== Segment start ==
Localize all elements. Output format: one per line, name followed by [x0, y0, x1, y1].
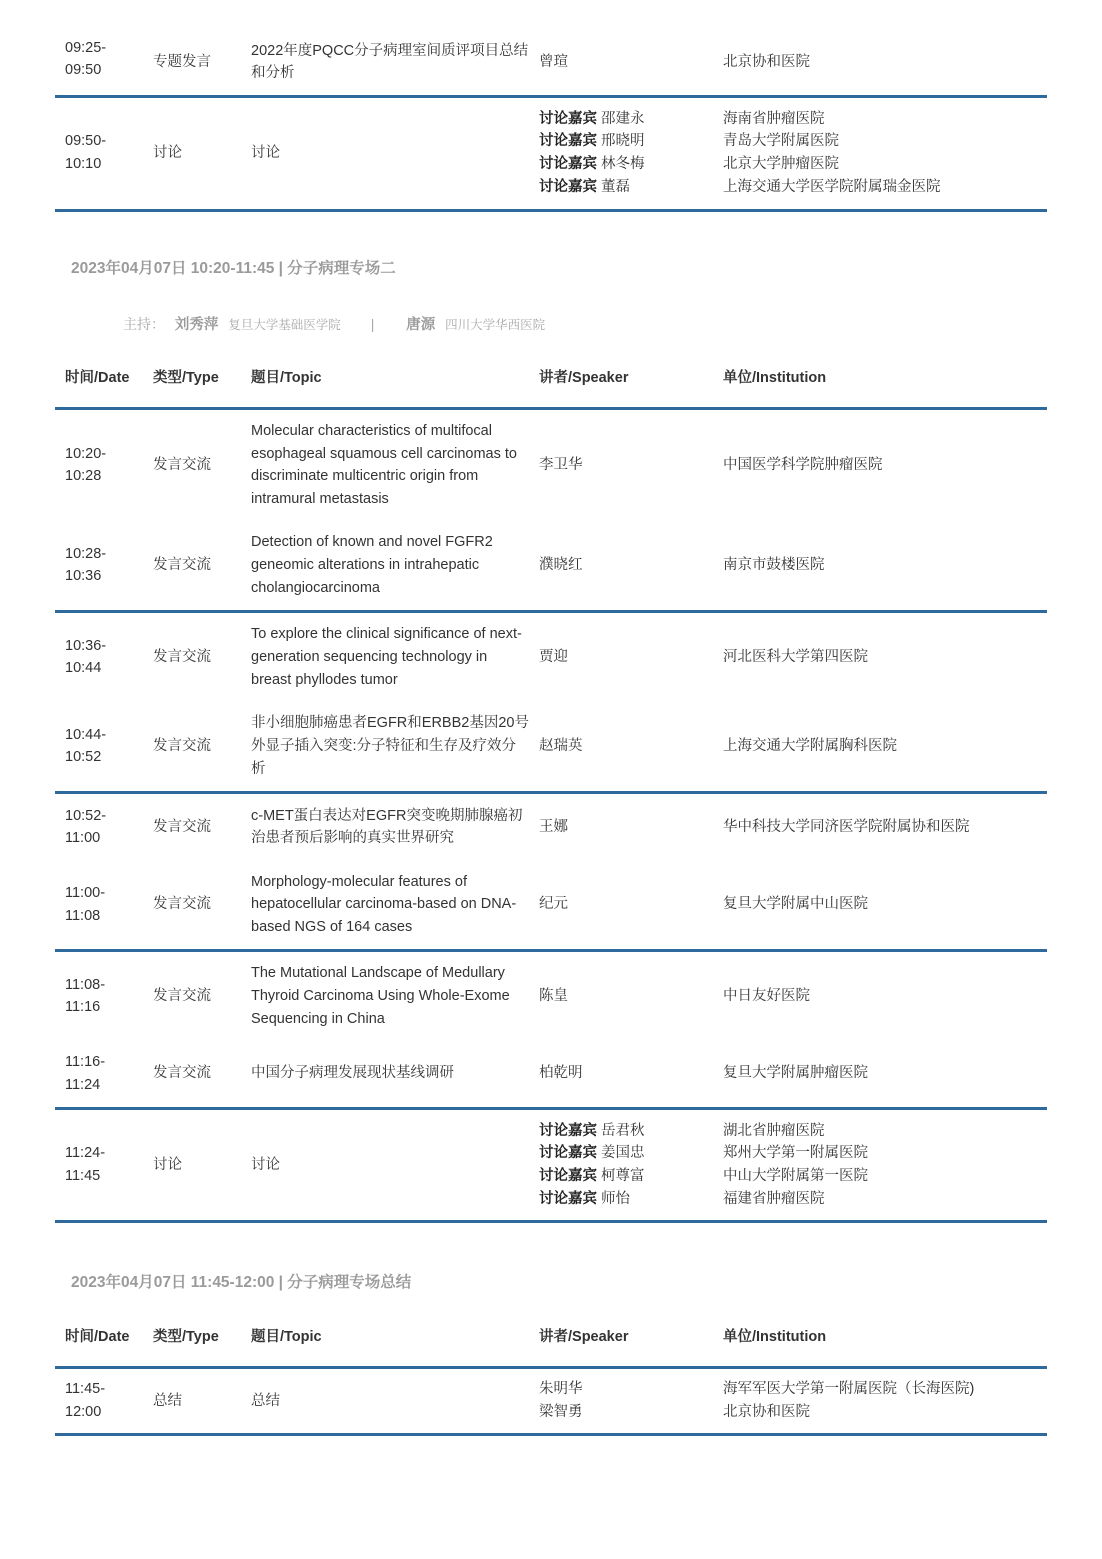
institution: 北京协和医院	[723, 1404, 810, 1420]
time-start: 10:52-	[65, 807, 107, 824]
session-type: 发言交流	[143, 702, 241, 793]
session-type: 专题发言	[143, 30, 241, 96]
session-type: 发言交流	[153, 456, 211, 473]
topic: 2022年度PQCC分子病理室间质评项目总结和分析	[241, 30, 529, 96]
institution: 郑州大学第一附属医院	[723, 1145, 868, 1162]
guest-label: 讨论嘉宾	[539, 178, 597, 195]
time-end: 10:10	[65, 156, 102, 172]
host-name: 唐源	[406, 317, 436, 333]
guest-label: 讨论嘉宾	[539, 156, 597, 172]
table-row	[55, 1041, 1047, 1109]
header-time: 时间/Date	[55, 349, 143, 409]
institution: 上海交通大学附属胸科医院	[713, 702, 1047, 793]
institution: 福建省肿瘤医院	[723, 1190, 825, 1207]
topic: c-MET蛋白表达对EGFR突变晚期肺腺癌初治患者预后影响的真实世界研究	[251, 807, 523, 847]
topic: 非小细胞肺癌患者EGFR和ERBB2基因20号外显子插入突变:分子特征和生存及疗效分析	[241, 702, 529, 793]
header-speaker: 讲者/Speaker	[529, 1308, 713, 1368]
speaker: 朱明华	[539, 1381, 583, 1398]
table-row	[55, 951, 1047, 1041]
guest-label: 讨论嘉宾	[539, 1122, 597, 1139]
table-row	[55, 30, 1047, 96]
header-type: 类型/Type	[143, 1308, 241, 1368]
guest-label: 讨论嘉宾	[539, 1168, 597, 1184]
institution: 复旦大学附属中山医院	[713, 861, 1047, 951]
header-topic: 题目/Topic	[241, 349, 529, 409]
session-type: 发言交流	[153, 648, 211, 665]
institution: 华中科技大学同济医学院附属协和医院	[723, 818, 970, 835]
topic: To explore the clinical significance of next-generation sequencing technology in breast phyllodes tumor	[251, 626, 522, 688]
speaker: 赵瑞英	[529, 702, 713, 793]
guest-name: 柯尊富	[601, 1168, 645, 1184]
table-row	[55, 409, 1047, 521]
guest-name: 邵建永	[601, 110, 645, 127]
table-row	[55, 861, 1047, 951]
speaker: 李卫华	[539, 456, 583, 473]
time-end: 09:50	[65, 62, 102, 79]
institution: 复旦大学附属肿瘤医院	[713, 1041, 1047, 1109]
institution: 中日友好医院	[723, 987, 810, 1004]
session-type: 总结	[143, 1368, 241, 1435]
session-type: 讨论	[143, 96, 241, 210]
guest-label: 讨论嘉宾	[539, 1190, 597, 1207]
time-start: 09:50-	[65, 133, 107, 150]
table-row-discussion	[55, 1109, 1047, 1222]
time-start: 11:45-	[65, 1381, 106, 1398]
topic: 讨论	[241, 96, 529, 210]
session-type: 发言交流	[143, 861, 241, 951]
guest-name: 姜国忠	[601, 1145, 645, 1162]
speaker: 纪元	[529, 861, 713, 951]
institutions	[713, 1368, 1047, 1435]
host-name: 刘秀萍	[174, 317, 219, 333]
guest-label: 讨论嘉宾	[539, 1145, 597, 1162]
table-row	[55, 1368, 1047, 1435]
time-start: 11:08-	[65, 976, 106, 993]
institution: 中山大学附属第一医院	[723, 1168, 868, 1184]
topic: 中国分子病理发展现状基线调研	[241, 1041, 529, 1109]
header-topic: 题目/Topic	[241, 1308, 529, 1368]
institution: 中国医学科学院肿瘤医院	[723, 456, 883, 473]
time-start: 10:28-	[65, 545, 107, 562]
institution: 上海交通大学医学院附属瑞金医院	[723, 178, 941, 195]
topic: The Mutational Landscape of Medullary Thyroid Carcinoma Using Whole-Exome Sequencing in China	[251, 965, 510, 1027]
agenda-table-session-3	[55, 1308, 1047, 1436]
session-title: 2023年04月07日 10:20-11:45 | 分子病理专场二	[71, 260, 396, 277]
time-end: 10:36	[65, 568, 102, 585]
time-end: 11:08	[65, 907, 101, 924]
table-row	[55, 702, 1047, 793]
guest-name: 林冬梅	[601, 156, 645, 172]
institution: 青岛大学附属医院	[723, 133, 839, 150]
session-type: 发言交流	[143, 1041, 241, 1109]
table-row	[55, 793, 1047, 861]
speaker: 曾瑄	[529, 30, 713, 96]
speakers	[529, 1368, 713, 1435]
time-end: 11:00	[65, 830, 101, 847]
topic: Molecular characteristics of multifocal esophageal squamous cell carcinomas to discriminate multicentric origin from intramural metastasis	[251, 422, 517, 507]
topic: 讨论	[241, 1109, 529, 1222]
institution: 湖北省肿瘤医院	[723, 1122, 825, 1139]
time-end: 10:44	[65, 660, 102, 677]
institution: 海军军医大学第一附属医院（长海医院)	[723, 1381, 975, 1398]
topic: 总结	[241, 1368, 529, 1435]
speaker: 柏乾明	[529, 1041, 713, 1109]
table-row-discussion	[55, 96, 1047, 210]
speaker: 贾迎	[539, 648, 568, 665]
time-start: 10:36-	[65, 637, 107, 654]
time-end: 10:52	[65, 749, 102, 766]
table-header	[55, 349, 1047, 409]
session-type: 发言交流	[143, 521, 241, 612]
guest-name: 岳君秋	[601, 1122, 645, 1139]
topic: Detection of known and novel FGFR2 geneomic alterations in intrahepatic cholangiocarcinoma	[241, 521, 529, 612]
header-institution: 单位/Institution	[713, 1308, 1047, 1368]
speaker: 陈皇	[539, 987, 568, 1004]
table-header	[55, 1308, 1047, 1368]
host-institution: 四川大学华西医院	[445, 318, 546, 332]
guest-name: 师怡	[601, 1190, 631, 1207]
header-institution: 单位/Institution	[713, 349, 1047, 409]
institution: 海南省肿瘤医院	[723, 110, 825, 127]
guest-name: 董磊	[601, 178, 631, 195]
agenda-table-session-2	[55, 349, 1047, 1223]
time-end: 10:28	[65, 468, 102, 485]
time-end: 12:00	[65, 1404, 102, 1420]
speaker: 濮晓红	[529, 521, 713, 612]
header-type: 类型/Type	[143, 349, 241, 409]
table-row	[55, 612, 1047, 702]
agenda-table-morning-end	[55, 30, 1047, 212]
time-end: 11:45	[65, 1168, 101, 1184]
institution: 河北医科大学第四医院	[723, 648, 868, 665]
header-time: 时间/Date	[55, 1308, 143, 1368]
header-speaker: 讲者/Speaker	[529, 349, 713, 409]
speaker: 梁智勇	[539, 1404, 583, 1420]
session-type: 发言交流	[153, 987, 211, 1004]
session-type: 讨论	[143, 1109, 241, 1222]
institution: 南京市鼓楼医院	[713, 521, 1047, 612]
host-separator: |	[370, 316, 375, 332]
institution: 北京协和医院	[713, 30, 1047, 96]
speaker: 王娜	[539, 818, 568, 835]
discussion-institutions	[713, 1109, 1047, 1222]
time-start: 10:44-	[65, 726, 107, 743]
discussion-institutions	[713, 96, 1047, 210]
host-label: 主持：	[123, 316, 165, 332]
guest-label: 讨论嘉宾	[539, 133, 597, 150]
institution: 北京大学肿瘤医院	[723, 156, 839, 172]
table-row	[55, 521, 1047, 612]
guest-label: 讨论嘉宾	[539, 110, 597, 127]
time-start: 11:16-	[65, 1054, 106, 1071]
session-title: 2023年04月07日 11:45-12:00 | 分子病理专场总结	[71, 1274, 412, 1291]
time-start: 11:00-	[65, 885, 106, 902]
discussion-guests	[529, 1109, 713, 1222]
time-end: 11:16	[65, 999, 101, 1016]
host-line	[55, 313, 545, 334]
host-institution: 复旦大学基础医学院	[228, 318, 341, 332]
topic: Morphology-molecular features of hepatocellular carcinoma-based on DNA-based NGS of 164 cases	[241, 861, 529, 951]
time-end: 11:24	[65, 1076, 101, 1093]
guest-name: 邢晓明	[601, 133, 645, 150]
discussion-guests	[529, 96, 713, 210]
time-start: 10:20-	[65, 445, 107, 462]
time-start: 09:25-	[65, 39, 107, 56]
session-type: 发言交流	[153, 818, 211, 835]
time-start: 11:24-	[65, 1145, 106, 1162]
== Segment end ==
__Task statement__. Some lines in the material contain "title". Show all of them.

__Your response__.
session-title: 2023年04月07日 10:20-11:45 | 分子病理专场二	[71, 260, 396, 277]
session-title: 2023年04月07日 11:45-12:00 | 分子病理专场总结	[71, 1274, 412, 1291]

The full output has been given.